■ Problem details:
Present every one of the lines below as a Markdown table with the columns "Row" and "Line", numbering each row and leaving out blank lines.

-- BEGIN Records supplied --

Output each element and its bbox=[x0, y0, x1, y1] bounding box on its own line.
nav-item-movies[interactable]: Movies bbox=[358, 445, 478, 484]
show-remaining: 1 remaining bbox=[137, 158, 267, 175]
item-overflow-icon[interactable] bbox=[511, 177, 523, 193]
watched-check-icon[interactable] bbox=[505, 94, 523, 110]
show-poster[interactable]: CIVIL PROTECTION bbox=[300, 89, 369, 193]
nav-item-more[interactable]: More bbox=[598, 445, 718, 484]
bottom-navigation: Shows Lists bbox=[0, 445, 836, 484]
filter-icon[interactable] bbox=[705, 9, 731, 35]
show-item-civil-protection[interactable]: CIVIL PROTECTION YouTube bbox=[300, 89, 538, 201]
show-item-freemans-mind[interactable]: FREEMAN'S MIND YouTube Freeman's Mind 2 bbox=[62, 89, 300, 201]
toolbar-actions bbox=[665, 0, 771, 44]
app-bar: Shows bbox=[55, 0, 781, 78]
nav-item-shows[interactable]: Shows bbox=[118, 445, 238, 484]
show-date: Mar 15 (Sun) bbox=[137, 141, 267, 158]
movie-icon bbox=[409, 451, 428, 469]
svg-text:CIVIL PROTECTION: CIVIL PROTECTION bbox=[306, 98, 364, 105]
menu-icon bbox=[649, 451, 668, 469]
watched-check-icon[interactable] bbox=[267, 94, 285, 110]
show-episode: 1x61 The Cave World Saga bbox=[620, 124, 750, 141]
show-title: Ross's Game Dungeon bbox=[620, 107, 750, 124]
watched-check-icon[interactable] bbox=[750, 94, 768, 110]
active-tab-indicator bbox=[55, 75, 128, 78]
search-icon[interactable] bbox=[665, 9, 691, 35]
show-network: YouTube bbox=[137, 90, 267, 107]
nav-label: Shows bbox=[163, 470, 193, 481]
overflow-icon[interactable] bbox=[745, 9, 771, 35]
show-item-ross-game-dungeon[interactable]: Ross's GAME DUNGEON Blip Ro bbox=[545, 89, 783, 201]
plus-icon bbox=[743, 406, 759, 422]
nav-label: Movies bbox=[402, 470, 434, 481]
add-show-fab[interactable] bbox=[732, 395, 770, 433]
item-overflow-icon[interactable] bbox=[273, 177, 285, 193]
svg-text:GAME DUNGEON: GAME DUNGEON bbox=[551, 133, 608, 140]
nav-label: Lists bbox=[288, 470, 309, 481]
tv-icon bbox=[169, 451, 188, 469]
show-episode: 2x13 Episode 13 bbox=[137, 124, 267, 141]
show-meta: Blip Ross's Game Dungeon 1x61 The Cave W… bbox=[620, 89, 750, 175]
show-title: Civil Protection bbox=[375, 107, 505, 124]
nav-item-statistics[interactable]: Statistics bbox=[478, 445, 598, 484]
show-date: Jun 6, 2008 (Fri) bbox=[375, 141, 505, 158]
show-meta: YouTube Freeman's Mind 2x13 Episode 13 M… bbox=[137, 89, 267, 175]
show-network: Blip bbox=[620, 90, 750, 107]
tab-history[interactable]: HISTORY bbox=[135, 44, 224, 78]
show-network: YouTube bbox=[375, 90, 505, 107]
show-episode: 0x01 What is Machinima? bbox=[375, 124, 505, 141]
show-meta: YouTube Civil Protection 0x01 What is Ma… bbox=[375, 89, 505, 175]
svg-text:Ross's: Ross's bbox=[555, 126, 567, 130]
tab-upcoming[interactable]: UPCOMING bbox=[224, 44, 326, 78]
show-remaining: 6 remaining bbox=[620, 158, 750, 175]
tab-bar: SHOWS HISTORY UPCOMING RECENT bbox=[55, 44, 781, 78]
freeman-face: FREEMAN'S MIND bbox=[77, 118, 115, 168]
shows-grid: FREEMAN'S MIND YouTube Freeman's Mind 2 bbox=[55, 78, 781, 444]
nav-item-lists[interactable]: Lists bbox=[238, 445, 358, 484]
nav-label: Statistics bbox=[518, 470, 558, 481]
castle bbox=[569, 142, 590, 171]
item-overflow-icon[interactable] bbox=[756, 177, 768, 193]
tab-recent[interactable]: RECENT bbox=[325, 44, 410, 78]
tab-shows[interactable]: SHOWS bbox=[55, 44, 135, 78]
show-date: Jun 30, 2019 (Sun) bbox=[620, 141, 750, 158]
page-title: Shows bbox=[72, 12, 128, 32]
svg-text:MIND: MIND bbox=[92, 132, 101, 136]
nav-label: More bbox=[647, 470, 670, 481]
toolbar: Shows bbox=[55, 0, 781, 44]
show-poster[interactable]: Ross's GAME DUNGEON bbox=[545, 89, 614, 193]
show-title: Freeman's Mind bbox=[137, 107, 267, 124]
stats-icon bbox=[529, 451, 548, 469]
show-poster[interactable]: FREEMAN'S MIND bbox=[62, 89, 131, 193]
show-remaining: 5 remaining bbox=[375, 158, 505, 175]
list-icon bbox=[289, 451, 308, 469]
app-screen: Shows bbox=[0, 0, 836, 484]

-- END Records supplied --

■ Answer to the problem:
| Row | Line |
|---|---|
| 1 | Output each element and its bbox=[x0, y0, x1, y1] bounding box on its own line. |
| 2 | nav-item-movies[interactable]: Movies bbox=[358, 445, 478, 484] |
| 3 | show-remaining: 1 remaining bbox=[137, 158, 267, 175] |
| 4 | item-overflow-icon[interactable] bbox=[511, 177, 523, 193] |
| 5 | watched-check-icon[interactable] bbox=[505, 94, 523, 110] |
| 6 | show-poster[interactable]: CIVIL PROTECTION bbox=[300, 89, 369, 193] |
| 7 | nav-item-more[interactable]: More bbox=[598, 445, 718, 484] |
| 8 | bottom-navigation: Shows Lists bbox=[0, 445, 836, 484] |
| 9 | filter-icon[interactable] bbox=[705, 9, 731, 35] |
| 10 | show-item-civil-protection[interactable]: CIVIL PROTECTION YouTube bbox=[300, 89, 538, 201] |
| 11 | show-item-freemans-mind[interactable]: FREEMAN'S MIND YouTube Freeman's Mind 2 bbox=[62, 89, 300, 201] |
| 12 | toolbar-actions bbox=[665, 0, 771, 44] |
| 13 | app-bar: Shows bbox=[55, 0, 781, 78] |
| 14 | nav-item-shows[interactable]: Shows bbox=[118, 445, 238, 484] |
| 15 | show-date: Mar 15 (Sun) bbox=[137, 141, 267, 158] |
| 16 | movie-icon bbox=[409, 451, 428, 469] |
| 17 | svg-text:CIVIL PROTECTION: CIVIL PROTECTION bbox=[306, 98, 364, 105] |
| 18 | menu-icon bbox=[649, 451, 668, 469] |
| 19 | watched-check-icon[interactable] bbox=[267, 94, 285, 110] |
| 20 | show-episode: 1x61 The Cave World Saga bbox=[620, 124, 750, 141] |
| 21 | show-title: Ross's Game Dungeon bbox=[620, 107, 750, 124] |
| 22 | watched-check-icon[interactable] bbox=[750, 94, 768, 110] |
| 23 | active-tab-indicator bbox=[55, 75, 128, 78] |
| 24 | search-icon[interactable] bbox=[665, 9, 691, 35] |
| 25 | show-network: YouTube bbox=[137, 90, 267, 107] |
| 26 | nav-label: Shows bbox=[163, 470, 193, 481] |
| 27 | overflow-icon[interactable] bbox=[745, 9, 771, 35] |
| 28 | show-item-ross-game-dungeon[interactable]: Ross's GAME DUNGEON Blip Ro bbox=[545, 89, 783, 201] |
| 29 | plus-icon bbox=[743, 406, 759, 422] |
| 30 | nav-label: Movies bbox=[402, 470, 434, 481] |
| 31 | add-show-fab[interactable] bbox=[732, 395, 770, 433] |
| 32 | item-overflow-icon[interactable] bbox=[273, 177, 285, 193] |
| 33 | svg-text:GAME DUNGEON: GAME DUNGEON bbox=[551, 133, 608, 140] |
| 34 | nav-label: Lists bbox=[288, 470, 309, 481] |
| 35 | tv-icon bbox=[169, 451, 188, 469] |
| 36 | show-episode: 2x13 Episode 13 bbox=[137, 124, 267, 141] |
| 37 | show-meta: Blip Ross's Game Dungeon 1x61 The Cave W… bbox=[620, 89, 750, 175] |
| 38 | show-title: Civil Protection bbox=[375, 107, 505, 124] |
| 39 | nav-item-statistics[interactable]: Statistics bbox=[478, 445, 598, 484] |
| 40 | show-date: Jun 6, 2008 (Fri) bbox=[375, 141, 505, 158] |
| 41 | show-meta: YouTube Freeman's Mind 2x13 Episode 13 M… bbox=[137, 89, 267, 175] |
| 42 | show-network: Blip bbox=[620, 90, 750, 107] |
| 43 | tab-history[interactable]: HISTORY bbox=[135, 44, 224, 78] |
| 44 | show-network: YouTube bbox=[375, 90, 505, 107] |
| 45 | show-episode: 0x01 What is Machinima? bbox=[375, 124, 505, 141] |
| 46 | show-meta: YouTube Civil Protection 0x01 What is Ma… bbox=[375, 89, 505, 175] |
| 47 | svg-text:Ross's: Ross's bbox=[555, 126, 567, 130] |
| 48 | tab-upcoming[interactable]: UPCOMING bbox=[224, 44, 326, 78] |
| 49 | show-remaining: 6 remaining bbox=[620, 158, 750, 175] |
| 50 | tab-bar: SHOWS HISTORY UPCOMING RECENT bbox=[55, 44, 781, 78] |
| 51 | freeman-face: FREEMAN'S MIND bbox=[77, 118, 115, 168] |
| 52 | shows-grid: FREEMAN'S MIND YouTube Freeman's Mind 2 bbox=[55, 78, 781, 444] |
| 53 | nav-item-lists[interactable]: Lists bbox=[238, 445, 358, 484] |
| 54 | nav-label: Statistics bbox=[518, 470, 558, 481] |
| 55 | castle bbox=[569, 142, 590, 171] |
| 56 | item-overflow-icon[interactable] bbox=[756, 177, 768, 193] |
| 57 | tab-recent[interactable]: RECENT bbox=[325, 44, 410, 78] |
| 58 | tab-shows[interactable]: SHOWS bbox=[55, 44, 135, 78] |
| 59 | show-date: Jun 30, 2019 (Sun) bbox=[620, 141, 750, 158] |
| 60 | page-title: Shows bbox=[72, 12, 128, 32] |
| 61 | svg-text:MIND: MIND bbox=[92, 132, 101, 136] |
| 62 | nav-label: More bbox=[647, 470, 670, 481] |
| 63 | toolbar: Shows bbox=[55, 0, 781, 44] |
| 64 | show-poster[interactable]: Ross's GAME DUNGEON bbox=[545, 89, 614, 193] |
| 65 | show-title: Freeman's Mind bbox=[137, 107, 267, 124] |
| 66 | stats-icon bbox=[529, 451, 548, 469] |
| 67 | show-poster[interactable]: FREEMAN'S MIND bbox=[62, 89, 131, 193] |
| 68 | show-remaining: 5 remaining bbox=[375, 158, 505, 175] |
| 69 | list-icon bbox=[289, 451, 308, 469] |
| 70 | app-screen: Shows bbox=[0, 0, 836, 484] |